▶ _DIRECTIONS FOR THIS TASK_: Reproduce each line of the listing exactly.

▶ _Collected data entries_:
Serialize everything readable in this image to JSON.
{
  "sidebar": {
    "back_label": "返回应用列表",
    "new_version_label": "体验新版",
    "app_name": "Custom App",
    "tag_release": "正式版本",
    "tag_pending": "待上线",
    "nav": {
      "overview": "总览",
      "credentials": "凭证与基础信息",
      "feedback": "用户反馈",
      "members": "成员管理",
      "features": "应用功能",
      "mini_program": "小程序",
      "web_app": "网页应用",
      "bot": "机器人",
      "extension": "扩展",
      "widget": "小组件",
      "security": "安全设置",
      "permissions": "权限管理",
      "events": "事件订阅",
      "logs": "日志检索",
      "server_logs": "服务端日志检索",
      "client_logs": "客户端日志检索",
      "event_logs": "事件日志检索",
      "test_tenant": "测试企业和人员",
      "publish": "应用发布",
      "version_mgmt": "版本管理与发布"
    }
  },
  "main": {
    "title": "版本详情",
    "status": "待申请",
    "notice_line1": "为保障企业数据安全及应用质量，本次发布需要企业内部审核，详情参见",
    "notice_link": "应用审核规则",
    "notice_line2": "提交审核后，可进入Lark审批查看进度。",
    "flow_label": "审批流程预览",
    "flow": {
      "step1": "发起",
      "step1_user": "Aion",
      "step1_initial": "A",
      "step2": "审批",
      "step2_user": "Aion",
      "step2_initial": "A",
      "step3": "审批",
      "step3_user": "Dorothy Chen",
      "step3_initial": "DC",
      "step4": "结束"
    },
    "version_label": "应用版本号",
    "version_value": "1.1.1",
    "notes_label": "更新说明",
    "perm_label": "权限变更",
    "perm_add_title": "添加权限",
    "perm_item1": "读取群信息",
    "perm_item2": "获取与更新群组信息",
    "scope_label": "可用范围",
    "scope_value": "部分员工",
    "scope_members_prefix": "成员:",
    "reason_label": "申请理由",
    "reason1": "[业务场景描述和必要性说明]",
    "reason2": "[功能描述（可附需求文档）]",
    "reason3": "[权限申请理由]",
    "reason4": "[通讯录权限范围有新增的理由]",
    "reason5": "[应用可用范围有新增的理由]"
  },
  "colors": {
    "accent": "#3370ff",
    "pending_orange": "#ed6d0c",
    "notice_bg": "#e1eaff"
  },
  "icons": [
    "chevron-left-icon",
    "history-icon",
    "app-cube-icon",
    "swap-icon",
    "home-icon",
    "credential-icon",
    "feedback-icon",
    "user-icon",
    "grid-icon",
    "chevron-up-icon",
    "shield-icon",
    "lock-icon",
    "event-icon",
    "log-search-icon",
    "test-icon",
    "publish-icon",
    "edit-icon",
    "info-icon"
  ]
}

▶ _ANSWER BELOW_:
Serialize everything readable in this image to JSON.
{
  "sidebar": {
    "back_label": "返回应用列表",
    "new_version_label": "体验新版",
    "app_name": "Custom App",
    "tag_release": "正式版本",
    "tag_pending": "待上线",
    "nav": {
      "overview": "总览",
      "credentials": "凭证与基础信息",
      "feedback": "用户反馈",
      "members": "成员管理",
      "features": "应用功能",
      "mini_program": "小程序",
      "web_app": "网页应用",
      "bot": "机器人",
      "extension": "扩展",
      "widget": "小组件",
      "security": "安全设置",
      "permissions": "权限管理",
      "events": "事件订阅",
      "logs": "日志检索",
      "server_logs": "服务端日志检索",
      "client_logs": "客户端日志检索",
      "event_logs": "事件日志检索",
      "test_tenant": "测试企业和人员",
      "publish": "应用发布",
      "version_mgmt": "版本管理与发布"
    }
  },
  "main": {
    "title": "版本详情",
    "status": "待申请",
    "notice_line1": "为保障企业数据安全及应用质量，本次发布需要企业内部审核，详情参见",
    "notice_link": "应用审核规则",
    "notice_line2": "提交审核后，可进入Lark审批查看进度。",
    "flow_label": "审批流程预览",
    "flow": {
      "step1": "发起",
      "step1_user": "Aion",
      "step1_initial": "A",
      "step2": "审批",
      "step2_user": "Aion",
      "step2_initial": "A",
      "step3": "审批",
      "step3_user": "Dorothy Chen",
      "step3_initial": "DC",
      "step4": "结束"
    },
    "version_label": "应用版本号",
    "version_value": "1.1.1",
    "notes_label": "更新说明",
    "perm_label": "权限变更",
    "perm_add_title": "添加权限",
    "perm_item1": "读取群信息",
    "perm_item2": "获取与更新群组信息",
    "scope_label": "可用范围",
    "scope_value": "部分员工",
    "scope_members_prefix": "成员:",
    "reason_label": "申请理由",
    "reason1": "[业务场景描述和必要性说明]",
    "reason2": "[功能描述（可附需求文档）]",
    "reason3": "[权限申请理由]",
    "reason4": "[通讯录权限范围有新增的理由]",
    "reason5": "[应用可用范围有新增的理由]"
  },
  "colors": {
    "accent": "#3370ff",
    "pending_orange": "#ed6d0c",
    "notice_bg": "#e1eaff"
  },
  "icons": [
    "chevron-left-icon",
    "history-icon",
    "app-cube-icon",
    "swap-icon",
    "home-icon",
    "credential-icon",
    "feedback-icon",
    "user-icon",
    "grid-icon",
    "chevron-up-icon",
    "shield-icon",
    "lock-icon",
    "event-icon",
    "log-search-icon",
    "test-icon",
    "publish-icon",
    "edit-icon",
    "info-icon"
  ]
}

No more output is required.